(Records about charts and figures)
§

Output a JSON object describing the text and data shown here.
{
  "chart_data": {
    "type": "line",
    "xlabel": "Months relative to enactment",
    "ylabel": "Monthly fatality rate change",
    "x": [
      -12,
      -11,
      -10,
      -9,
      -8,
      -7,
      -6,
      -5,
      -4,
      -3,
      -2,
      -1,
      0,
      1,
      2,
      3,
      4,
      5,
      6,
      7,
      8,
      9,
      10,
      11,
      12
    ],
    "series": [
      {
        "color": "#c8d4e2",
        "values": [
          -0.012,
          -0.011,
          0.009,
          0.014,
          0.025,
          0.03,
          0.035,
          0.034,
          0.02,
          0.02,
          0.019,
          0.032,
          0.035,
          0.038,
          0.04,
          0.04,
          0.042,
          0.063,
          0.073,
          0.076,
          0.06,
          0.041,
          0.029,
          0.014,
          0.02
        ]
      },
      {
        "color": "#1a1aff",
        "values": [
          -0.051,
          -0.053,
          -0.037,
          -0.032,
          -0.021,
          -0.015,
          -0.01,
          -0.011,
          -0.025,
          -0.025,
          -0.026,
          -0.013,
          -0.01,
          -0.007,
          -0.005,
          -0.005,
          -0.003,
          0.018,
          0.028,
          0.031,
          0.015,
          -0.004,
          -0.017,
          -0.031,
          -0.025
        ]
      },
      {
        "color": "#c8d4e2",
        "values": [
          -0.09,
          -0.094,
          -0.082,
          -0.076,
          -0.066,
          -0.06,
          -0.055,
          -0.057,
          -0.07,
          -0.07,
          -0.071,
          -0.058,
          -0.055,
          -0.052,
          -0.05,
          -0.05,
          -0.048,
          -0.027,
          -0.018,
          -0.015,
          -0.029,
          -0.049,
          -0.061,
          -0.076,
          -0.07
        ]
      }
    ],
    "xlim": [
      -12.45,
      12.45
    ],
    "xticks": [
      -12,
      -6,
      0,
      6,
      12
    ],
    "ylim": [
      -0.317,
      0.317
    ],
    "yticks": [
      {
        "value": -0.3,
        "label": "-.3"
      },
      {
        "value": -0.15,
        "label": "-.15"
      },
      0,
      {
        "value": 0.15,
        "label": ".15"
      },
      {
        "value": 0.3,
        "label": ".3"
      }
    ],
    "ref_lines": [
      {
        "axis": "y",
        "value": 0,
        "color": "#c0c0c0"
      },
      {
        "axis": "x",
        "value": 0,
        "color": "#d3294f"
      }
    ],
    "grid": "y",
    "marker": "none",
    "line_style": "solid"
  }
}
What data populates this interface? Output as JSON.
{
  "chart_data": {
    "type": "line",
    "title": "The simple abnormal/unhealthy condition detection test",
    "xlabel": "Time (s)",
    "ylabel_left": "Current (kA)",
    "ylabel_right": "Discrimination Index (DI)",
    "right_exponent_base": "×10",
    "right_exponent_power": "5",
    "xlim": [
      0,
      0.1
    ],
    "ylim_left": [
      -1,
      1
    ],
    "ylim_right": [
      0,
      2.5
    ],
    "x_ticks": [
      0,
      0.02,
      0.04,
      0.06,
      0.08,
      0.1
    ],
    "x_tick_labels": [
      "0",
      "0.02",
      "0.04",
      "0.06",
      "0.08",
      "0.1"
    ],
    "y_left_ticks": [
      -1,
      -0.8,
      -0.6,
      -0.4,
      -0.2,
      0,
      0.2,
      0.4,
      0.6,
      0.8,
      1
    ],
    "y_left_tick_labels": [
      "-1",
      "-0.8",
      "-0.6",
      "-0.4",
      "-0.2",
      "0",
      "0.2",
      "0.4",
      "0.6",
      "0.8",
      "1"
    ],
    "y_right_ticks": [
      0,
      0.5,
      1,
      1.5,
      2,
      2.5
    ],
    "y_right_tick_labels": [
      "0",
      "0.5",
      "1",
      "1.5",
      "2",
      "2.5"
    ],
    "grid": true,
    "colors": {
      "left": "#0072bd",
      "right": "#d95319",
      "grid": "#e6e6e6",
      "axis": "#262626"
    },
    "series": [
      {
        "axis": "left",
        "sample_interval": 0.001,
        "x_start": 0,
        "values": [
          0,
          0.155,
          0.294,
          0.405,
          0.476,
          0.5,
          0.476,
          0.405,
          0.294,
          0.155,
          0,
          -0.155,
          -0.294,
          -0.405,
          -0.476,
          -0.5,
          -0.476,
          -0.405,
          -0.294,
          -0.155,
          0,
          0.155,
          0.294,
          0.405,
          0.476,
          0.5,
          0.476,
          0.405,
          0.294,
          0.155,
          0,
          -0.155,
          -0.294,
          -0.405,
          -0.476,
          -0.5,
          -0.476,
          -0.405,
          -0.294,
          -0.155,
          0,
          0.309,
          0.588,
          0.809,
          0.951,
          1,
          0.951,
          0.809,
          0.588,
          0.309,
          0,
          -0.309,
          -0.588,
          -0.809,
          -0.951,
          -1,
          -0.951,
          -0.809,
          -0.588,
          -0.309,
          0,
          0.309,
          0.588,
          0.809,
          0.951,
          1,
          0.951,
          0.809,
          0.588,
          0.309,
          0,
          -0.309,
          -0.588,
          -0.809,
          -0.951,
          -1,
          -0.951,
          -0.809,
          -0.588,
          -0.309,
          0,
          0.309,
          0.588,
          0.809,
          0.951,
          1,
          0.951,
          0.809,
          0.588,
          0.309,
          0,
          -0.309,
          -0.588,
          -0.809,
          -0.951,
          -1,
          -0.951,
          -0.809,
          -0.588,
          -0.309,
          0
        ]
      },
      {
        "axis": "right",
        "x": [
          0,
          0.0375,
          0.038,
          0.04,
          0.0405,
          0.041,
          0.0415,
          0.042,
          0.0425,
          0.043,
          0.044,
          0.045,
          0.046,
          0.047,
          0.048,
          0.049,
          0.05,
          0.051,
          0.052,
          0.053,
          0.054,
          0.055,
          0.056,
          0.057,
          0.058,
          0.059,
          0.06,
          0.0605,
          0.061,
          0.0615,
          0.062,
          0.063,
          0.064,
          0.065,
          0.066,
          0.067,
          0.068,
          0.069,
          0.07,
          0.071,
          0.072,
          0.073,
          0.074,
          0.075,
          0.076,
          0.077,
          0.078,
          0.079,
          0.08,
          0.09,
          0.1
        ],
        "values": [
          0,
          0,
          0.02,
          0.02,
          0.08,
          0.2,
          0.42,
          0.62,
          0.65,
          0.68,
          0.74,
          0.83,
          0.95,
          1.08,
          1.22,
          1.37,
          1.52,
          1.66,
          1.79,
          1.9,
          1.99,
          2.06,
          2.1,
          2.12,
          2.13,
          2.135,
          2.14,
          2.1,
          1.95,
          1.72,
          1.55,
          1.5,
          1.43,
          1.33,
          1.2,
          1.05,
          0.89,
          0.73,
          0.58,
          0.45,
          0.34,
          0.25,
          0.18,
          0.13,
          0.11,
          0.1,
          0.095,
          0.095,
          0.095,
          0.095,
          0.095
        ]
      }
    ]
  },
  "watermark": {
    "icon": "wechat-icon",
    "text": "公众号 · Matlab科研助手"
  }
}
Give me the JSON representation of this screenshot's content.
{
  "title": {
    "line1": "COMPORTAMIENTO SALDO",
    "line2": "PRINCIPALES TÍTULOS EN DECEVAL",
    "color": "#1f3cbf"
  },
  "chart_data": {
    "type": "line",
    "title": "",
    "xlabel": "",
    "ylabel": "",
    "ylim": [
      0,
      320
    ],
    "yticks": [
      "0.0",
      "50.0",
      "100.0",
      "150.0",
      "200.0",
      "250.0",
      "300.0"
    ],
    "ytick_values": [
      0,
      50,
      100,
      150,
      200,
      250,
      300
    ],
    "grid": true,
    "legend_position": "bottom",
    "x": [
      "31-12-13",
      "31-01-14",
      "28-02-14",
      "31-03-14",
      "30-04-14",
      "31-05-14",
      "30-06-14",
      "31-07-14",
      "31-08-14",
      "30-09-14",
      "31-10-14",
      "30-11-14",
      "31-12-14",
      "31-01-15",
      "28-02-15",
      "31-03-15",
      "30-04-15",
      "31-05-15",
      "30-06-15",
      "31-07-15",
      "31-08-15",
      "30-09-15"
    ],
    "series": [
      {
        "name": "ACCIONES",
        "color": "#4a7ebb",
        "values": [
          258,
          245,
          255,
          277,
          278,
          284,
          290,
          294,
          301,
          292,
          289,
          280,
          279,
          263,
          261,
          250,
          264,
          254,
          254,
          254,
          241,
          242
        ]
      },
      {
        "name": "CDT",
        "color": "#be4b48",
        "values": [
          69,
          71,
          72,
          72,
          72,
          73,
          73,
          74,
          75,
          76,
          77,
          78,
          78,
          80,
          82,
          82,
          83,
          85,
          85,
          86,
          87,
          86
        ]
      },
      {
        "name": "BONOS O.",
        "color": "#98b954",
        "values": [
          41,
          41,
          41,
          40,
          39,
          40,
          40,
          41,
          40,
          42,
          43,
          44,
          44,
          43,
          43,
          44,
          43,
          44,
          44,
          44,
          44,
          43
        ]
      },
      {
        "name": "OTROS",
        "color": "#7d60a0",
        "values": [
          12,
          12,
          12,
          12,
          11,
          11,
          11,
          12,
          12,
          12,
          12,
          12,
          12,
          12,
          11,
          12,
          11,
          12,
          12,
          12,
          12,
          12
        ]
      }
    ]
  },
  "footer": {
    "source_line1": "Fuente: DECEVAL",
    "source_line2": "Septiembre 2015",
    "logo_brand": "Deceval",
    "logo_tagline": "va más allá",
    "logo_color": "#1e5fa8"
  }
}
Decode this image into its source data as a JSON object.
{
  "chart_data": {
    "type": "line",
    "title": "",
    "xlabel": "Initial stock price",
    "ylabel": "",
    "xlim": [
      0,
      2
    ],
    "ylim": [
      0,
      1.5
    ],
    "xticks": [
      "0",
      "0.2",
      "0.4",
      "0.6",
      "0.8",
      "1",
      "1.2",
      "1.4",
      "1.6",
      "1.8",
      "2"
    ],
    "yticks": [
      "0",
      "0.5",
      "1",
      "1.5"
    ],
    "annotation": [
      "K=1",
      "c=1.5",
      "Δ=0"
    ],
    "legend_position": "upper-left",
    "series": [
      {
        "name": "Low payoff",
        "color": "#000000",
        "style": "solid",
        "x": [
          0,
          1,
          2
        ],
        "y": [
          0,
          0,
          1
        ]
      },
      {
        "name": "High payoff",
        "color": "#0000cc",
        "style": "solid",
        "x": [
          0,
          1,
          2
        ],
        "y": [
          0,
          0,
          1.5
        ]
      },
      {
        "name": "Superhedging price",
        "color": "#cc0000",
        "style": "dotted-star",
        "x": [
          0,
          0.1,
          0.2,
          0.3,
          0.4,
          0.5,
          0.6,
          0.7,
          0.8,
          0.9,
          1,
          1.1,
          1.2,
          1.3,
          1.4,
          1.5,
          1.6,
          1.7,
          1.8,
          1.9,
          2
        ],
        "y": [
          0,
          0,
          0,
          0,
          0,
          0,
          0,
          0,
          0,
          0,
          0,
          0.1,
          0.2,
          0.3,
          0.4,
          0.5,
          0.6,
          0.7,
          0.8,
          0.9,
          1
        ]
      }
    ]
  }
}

§

**Aim**:
Which lines of the data include "title"? Copy each of them.

**Answer to the exercise**:
    "title": "The simple abnormal/unhealthy condition detection test",
  "title": {
    "title": "",
    "title": "",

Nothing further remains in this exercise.